(Dataset items)

------------------------------------

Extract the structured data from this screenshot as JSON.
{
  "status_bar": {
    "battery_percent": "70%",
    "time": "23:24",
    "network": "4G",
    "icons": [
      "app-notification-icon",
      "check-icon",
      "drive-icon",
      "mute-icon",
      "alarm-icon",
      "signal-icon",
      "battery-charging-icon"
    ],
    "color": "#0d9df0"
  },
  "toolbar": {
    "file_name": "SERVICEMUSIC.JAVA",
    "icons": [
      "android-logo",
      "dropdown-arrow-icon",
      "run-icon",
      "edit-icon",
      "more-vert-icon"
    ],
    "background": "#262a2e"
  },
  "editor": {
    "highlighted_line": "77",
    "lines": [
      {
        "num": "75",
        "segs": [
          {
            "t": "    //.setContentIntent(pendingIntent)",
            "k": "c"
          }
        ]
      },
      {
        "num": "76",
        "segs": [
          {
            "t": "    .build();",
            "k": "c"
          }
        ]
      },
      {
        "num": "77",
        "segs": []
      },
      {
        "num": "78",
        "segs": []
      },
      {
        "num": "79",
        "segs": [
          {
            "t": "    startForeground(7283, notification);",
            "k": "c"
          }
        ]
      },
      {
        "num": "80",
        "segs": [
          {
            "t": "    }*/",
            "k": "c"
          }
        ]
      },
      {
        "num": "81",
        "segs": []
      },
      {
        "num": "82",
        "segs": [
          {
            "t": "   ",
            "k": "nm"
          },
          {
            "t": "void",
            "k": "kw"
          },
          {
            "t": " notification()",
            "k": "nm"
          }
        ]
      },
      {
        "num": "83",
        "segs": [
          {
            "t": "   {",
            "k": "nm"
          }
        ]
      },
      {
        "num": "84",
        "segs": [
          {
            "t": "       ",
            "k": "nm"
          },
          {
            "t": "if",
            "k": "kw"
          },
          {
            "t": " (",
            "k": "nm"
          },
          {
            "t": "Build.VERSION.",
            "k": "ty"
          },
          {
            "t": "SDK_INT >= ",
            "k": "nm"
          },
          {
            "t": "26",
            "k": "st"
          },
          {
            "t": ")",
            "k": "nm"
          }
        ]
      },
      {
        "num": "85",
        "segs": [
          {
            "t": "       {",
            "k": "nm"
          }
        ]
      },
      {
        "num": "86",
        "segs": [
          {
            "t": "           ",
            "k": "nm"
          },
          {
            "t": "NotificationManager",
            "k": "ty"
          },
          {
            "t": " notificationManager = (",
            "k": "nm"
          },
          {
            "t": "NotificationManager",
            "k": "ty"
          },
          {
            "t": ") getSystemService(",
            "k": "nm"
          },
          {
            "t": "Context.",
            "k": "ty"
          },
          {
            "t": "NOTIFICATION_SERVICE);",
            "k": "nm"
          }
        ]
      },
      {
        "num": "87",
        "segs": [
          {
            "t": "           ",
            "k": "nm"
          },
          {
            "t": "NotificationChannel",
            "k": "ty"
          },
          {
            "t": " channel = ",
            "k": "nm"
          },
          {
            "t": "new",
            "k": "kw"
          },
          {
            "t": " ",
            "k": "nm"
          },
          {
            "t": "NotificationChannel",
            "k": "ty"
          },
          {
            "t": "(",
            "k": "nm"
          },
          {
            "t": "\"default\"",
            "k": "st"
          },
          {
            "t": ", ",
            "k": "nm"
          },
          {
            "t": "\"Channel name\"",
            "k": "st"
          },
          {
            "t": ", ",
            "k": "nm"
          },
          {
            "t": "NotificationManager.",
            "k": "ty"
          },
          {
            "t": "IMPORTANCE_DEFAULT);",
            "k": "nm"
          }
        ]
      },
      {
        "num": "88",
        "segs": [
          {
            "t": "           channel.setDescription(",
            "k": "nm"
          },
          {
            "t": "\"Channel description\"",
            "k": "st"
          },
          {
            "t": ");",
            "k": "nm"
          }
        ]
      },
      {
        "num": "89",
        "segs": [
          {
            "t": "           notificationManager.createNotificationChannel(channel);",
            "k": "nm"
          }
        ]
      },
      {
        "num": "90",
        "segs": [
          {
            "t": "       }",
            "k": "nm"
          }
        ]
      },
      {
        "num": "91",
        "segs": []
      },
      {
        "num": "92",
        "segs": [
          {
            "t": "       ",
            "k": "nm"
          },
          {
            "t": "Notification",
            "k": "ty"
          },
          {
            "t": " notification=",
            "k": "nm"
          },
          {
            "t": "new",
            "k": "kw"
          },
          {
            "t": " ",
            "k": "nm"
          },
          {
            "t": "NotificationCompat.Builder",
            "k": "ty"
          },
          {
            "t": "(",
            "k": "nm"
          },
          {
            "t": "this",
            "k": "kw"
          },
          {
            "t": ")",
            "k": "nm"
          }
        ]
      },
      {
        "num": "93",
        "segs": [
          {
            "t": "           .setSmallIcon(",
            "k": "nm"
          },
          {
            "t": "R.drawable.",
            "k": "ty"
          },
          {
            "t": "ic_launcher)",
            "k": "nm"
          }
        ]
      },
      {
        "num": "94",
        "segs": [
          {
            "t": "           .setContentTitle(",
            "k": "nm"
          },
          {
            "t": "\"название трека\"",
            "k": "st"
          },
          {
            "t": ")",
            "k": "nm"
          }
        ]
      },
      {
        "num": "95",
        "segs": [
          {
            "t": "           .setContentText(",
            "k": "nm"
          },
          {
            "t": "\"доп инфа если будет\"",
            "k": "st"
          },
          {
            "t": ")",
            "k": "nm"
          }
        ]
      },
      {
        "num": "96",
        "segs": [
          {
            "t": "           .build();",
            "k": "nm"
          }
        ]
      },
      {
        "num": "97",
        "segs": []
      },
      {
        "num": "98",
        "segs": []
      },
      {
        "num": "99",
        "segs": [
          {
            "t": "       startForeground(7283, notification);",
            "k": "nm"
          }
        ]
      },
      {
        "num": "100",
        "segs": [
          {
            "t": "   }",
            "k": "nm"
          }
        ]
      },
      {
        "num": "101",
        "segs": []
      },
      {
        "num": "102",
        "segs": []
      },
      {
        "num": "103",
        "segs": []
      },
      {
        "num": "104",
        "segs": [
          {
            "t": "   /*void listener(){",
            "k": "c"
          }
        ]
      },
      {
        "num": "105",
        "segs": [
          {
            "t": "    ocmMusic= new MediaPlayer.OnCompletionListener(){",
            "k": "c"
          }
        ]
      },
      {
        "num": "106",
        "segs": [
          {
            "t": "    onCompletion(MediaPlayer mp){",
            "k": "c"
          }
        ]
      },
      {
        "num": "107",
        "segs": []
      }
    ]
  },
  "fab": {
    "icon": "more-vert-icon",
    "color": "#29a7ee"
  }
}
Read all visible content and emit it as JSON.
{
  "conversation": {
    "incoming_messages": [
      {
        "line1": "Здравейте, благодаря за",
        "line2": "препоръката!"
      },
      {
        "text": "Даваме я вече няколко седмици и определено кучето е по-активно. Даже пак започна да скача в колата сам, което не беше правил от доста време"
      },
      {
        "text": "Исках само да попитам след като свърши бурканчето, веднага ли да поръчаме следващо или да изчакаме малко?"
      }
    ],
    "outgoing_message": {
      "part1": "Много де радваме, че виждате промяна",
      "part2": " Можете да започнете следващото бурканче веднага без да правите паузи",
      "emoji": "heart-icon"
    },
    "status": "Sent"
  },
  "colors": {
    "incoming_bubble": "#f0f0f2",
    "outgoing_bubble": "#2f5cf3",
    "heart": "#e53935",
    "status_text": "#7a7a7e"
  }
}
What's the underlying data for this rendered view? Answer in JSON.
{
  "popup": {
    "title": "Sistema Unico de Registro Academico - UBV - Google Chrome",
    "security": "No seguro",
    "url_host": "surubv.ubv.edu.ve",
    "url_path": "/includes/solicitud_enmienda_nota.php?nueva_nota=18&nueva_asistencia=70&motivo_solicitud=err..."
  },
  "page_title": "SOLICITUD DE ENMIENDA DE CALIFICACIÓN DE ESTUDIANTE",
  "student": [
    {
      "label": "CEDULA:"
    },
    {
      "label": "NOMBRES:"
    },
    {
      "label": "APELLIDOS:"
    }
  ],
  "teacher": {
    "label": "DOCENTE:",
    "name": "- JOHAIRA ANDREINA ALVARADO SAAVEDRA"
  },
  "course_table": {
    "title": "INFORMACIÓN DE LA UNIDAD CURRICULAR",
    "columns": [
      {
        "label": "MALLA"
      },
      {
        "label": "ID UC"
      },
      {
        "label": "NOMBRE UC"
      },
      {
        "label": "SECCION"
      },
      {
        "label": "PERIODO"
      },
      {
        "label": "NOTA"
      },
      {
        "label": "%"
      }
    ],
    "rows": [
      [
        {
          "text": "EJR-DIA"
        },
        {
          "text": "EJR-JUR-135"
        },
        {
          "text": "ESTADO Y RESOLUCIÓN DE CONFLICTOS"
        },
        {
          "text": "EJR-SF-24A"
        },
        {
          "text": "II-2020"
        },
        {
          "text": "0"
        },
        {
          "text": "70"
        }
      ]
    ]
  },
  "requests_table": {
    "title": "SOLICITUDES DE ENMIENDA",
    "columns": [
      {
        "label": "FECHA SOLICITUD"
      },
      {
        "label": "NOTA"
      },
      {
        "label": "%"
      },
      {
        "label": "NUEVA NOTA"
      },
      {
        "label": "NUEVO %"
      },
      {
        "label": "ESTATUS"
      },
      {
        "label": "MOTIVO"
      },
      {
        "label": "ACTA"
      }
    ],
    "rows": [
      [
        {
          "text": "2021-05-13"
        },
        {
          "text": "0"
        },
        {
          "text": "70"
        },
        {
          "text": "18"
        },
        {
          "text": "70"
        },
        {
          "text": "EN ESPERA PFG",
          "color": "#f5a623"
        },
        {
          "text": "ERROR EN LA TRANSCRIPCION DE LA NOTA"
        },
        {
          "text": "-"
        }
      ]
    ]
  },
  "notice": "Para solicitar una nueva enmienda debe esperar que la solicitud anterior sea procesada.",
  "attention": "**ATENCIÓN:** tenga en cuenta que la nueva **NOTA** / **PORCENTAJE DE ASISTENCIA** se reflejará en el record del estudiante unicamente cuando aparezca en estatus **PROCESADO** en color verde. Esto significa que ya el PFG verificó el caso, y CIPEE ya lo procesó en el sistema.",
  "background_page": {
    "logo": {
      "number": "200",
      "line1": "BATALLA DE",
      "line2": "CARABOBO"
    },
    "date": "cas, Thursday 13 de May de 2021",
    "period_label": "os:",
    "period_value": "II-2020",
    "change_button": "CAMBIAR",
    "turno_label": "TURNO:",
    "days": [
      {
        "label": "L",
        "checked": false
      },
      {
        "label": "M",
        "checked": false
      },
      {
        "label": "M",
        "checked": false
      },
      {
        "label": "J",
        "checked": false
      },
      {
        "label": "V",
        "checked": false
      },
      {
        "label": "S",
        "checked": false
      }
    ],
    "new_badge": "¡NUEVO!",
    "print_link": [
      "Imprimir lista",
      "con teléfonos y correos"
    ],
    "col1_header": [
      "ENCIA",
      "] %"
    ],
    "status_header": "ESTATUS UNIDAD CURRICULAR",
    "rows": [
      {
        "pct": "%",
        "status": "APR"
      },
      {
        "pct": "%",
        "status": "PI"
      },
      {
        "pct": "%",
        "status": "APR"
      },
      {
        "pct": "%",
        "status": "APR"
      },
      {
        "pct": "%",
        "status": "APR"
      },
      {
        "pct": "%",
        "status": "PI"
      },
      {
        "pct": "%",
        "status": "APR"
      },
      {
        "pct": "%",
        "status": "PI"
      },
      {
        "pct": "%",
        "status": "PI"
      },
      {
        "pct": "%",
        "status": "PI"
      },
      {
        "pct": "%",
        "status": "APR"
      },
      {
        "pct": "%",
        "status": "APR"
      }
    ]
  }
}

------------------------------------

From the records above, work out how many lines contain the string "JSON". Give only the number.

3